» **Request**:
All of the data that follows should be retyped exactly, please, except the pictures.

» **Data shown**:

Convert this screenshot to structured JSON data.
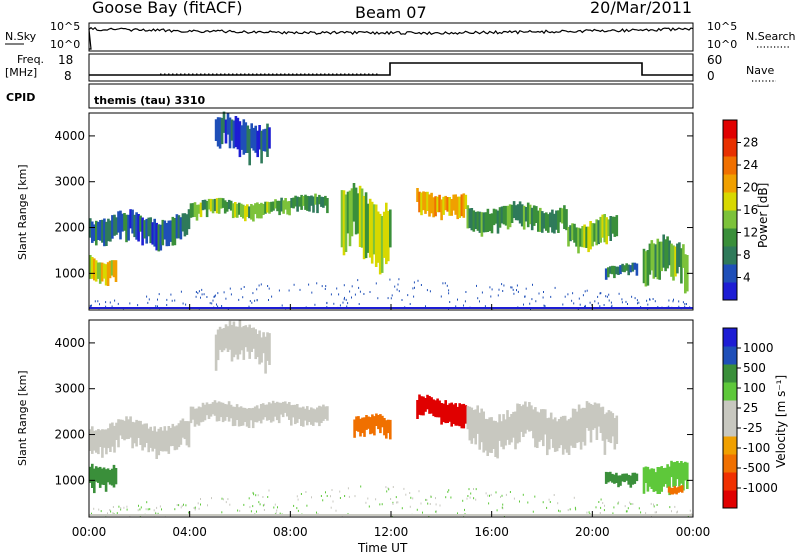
{
  "header": {
    "station": "Goose Bay (fitACF)",
    "beam": "Beam 07",
    "date": "20/Mar/2011"
  },
  "strips": {
    "nsky_label": "N.Sky",
    "nsky_ticks": [
      "10^5",
      "10^0"
    ],
    "nsearch_label": "N.Search",
    "nsearch_ticks": [
      "10^5",
      "10^0"
    ],
    "freq_label_1": "Freq.",
    "freq_label_2": "[MHz]",
    "freq_ticks": [
      "18",
      "8"
    ],
    "nave_label": "Nave",
    "nave_ticks": [
      "60",
      "0"
    ],
    "cpid_label": "CPID",
    "cpid_value": "themis (tau) 3310"
  },
  "colors": {
    "scale": [
      "#1d1dd4",
      "#1f4fb8",
      "#2f7a5a",
      "#3a8f3a",
      "#7cc23a",
      "#d8d800",
      "#f0a000",
      "#f07000",
      "#e83000",
      "#e00000"
    ],
    "velocity_scale": [
      "#e00000",
      "#f03000",
      "#f07000",
      "#f0a000",
      "#c8c8c0",
      "#c8c8c0",
      "#5ec83a",
      "#3a8f3a",
      "#1f4fb8",
      "#1d1dd4"
    ],
    "gray": "#c8c8c0"
  },
  "chart_data": [
    {
      "type": "heatmap",
      "panel": "power",
      "xlabel": "",
      "ylabel": "Slant Range [km]",
      "yticks": [
        "1000",
        "2000",
        "3000",
        "4000"
      ],
      "ylim": [
        200,
        4500
      ],
      "colorbar_label": "Power [dB]",
      "colorbar_ticks": [
        "4",
        "8",
        "12",
        "16",
        "20",
        "24",
        "28"
      ],
      "bands": [
        {
          "x": [
            0,
            1.1
          ],
          "ylo": 800,
          "yhi": 1400,
          "value": 16
        },
        {
          "x": [
            0,
            4
          ],
          "ylo": 1600,
          "yhi": 2300,
          "value": 6
        },
        {
          "x": [
            4,
            8
          ],
          "ylo": 2200,
          "yhi": 2600,
          "value": 12
        },
        {
          "x": [
            8,
            9.5
          ],
          "ylo": 2300,
          "yhi": 2700,
          "value": 10
        },
        {
          "x": [
            10,
            12
          ],
          "ylo": 1200,
          "yhi": 2800,
          "value": 14
        },
        {
          "x": [
            13,
            15
          ],
          "ylo": 2200,
          "yhi": 2800,
          "value": 20
        },
        {
          "x": [
            15,
            19
          ],
          "ylo": 1900,
          "yhi": 2500,
          "value": 10
        },
        {
          "x": [
            19,
            21
          ],
          "ylo": 1500,
          "yhi": 2200,
          "value": 12
        },
        {
          "x": [
            20.5,
            21.8
          ],
          "ylo": 900,
          "yhi": 1200,
          "value": 8
        },
        {
          "x": [
            22,
            23.8
          ],
          "ylo": 700,
          "yhi": 1700,
          "value": 12
        },
        {
          "x": [
            5,
            7.2
          ],
          "ylo": 3500,
          "yhi": 4400,
          "value": 5
        }
      ]
    },
    {
      "type": "heatmap",
      "panel": "velocity",
      "xlabel": "Time UT",
      "ylabel": "Slant Range [km]",
      "xticks": [
        "00:00",
        "04:00",
        "08:00",
        "12:00",
        "16:00",
        "20:00",
        "00:00"
      ],
      "yticks": [
        "1000",
        "2000",
        "3000",
        "4000"
      ],
      "ylim": [
        200,
        4500
      ],
      "colorbar_label": "Velocity [m s⁻¹]",
      "colorbar_ticks": [
        "1000",
        "500",
        "100",
        "25",
        "-25",
        "-100",
        "-500",
        "-1000"
      ],
      "bands": [
        {
          "x": [
            0,
            1.1
          ],
          "ylo": 800,
          "yhi": 1400,
          "value": 100
        },
        {
          "x": [
            0,
            4
          ],
          "ylo": 1600,
          "yhi": 2300,
          "value": 0
        },
        {
          "x": [
            4,
            9.5
          ],
          "ylo": 2200,
          "yhi": 2700,
          "value": 0
        },
        {
          "x": [
            10.5,
            12
          ],
          "ylo": 1900,
          "yhi": 2400,
          "value": -300
        },
        {
          "x": [
            13,
            15
          ],
          "ylo": 2200,
          "yhi": 2800,
          "value": -700
        },
        {
          "x": [
            15,
            21
          ],
          "ylo": 1600,
          "yhi": 2600,
          "value": 0
        },
        {
          "x": [
            20.5,
            21.8
          ],
          "ylo": 900,
          "yhi": 1200,
          "value": 150
        },
        {
          "x": [
            22,
            23.8
          ],
          "ylo": 700,
          "yhi": 1400,
          "value": 50
        },
        {
          "x": [
            23,
            23.6
          ],
          "ylo": 700,
          "yhi": 900,
          "value": -300
        },
        {
          "x": [
            5,
            7.2
          ],
          "ylo": 3500,
          "yhi": 4400,
          "value": 0
        }
      ]
    }
  ]
}
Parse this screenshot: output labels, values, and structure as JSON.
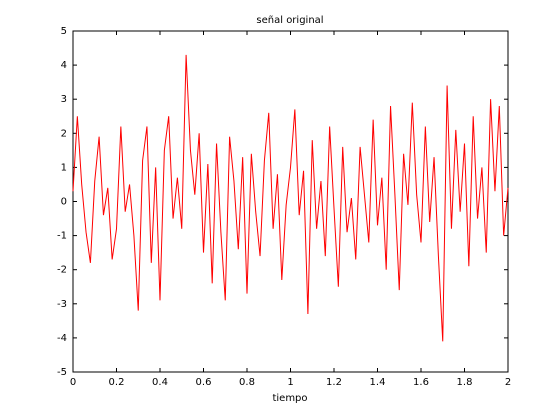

» **The response**:
Convert this screenshot to structured JSON data.
{
  "header": {
    "station": "Goose Bay (fitACF)",
    "beam": "Beam 07",
    "date": "20/Mar/2011"
  },
  "strips": {
    "nsky_label": "N.Sky",
    "nsky_ticks": [
      "10^5",
      "10^0"
    ],
    "nsearch_label": "N.Search",
    "nsearch_ticks": [
      "10^5",
      "10^0"
    ],
    "freq_label_1": "Freq.",
    "freq_label_2": "[MHz]",
    "freq_ticks": [
      "18",
      "8"
    ],
    "nave_label": "Nave",
    "nave_ticks": [
      "60",
      "0"
    ],
    "cpid_label": "CPID",
    "cpid_value": "themis (tau) 3310"
  },
  "colors": {
    "scale": [
      "#1d1dd4",
      "#1f4fb8",
      "#2f7a5a",
      "#3a8f3a",
      "#7cc23a",
      "#d8d800",
      "#f0a000",
      "#f07000",
      "#e83000",
      "#e00000"
    ],
    "velocity_scale": [
      "#e00000",
      "#f03000",
      "#f07000",
      "#f0a000",
      "#c8c8c0",
      "#c8c8c0",
      "#5ec83a",
      "#3a8f3a",
      "#1f4fb8",
      "#1d1dd4"
    ],
    "gray": "#c8c8c0"
  },
  "chart_data": [
    {
      "type": "heatmap",
      "panel": "power",
      "xlabel": "",
      "ylabel": "Slant Range [km]",
      "yticks": [
        "1000",
        "2000",
        "3000",
        "4000"
      ],
      "ylim": [
        200,
        4500
      ],
      "colorbar_label": "Power [dB]",
      "colorbar_ticks": [
        "4",
        "8",
        "12",
        "16",
        "20",
        "24",
        "28"
      ],
      "bands": [
        {
          "x": [
            0,
            1.1
          ],
          "ylo": 800,
          "yhi": 1400,
          "value": 16
        },
        {
          "x": [
            0,
            4
          ],
          "ylo": 1600,
          "yhi": 2300,
          "value": 6
        },
        {
          "x": [
            4,
            8
          ],
          "ylo": 2200,
          "yhi": 2600,
          "value": 12
        },
        {
          "x": [
            8,
            9.5
          ],
          "ylo": 2300,
          "yhi": 2700,
          "value": 10
        },
        {
          "x": [
            10,
            12
          ],
          "ylo": 1200,
          "yhi": 2800,
          "value": 14
        },
        {
          "x": [
            13,
            15
          ],
          "ylo": 2200,
          "yhi": 2800,
          "value": 20
        },
        {
          "x": [
            15,
            19
          ],
          "ylo": 1900,
          "yhi": 2500,
          "value": 10
        },
        {
          "x": [
            19,
            21
          ],
          "ylo": 1500,
          "yhi": 2200,
          "value": 12
        },
        {
          "x": [
            20.5,
            21.8
          ],
          "ylo": 900,
          "yhi": 1200,
          "value": 8
        },
        {
          "x": [
            22,
            23.8
          ],
          "ylo": 700,
          "yhi": 1700,
          "value": 12
        },
        {
          "x": [
            5,
            7.2
          ],
          "ylo": 3500,
          "yhi": 4400,
          "value": 5
        }
      ]
    },
    {
      "type": "heatmap",
      "panel": "velocity",
      "xlabel": "Time UT",
      "ylabel": "Slant Range [km]",
      "xticks": [
        "00:00",
        "04:00",
        "08:00",
        "12:00",
        "16:00",
        "20:00",
        "00:00"
      ],
      "yticks": [
        "1000",
        "2000",
        "3000",
        "4000"
      ],
      "ylim": [
        200,
        4500
      ],
      "colorbar_label": "Velocity [m s⁻¹]",
      "colorbar_ticks": [
        "1000",
        "500",
        "100",
        "25",
        "-25",
        "-100",
        "-500",
        "-1000"
      ],
      "bands": [
        {
          "x": [
            0,
            1.1
          ],
          "ylo": 800,
          "yhi": 1400,
          "value": 100
        },
        {
          "x": [
            0,
            4
          ],
          "ylo": 1600,
          "yhi": 2300,
          "value": 0
        },
        {
          "x": [
            4,
            9.5
          ],
          "ylo": 2200,
          "yhi": 2700,
          "value": 0
        },
        {
          "x": [
            10.5,
            12
          ],
          "ylo": 1900,
          "yhi": 2400,
          "value": -300
        },
        {
          "x": [
            13,
            15
          ],
          "ylo": 2200,
          "yhi": 2800,
          "value": -700
        },
        {
          "x": [
            15,
            21
          ],
          "ylo": 1600,
          "yhi": 2600,
          "value": 0
        },
        {
          "x": [
            20.5,
            21.8
          ],
          "ylo": 900,
          "yhi": 1200,
          "value": 150
        },
        {
          "x": [
            22,
            23.8
          ],
          "ylo": 700,
          "yhi": 1400,
          "value": 50
        },
        {
          "x": [
            23,
            23.6
          ],
          "ylo": 700,
          "yhi": 900,
          "value": -300
        },
        {
          "x": [
            5,
            7.2
          ],
          "ylo": 3500,
          "yhi": 4400,
          "value": 0
        }
      ]
    }
  ]
}
Parse this screenshot: output labels, values, and structure as JSON.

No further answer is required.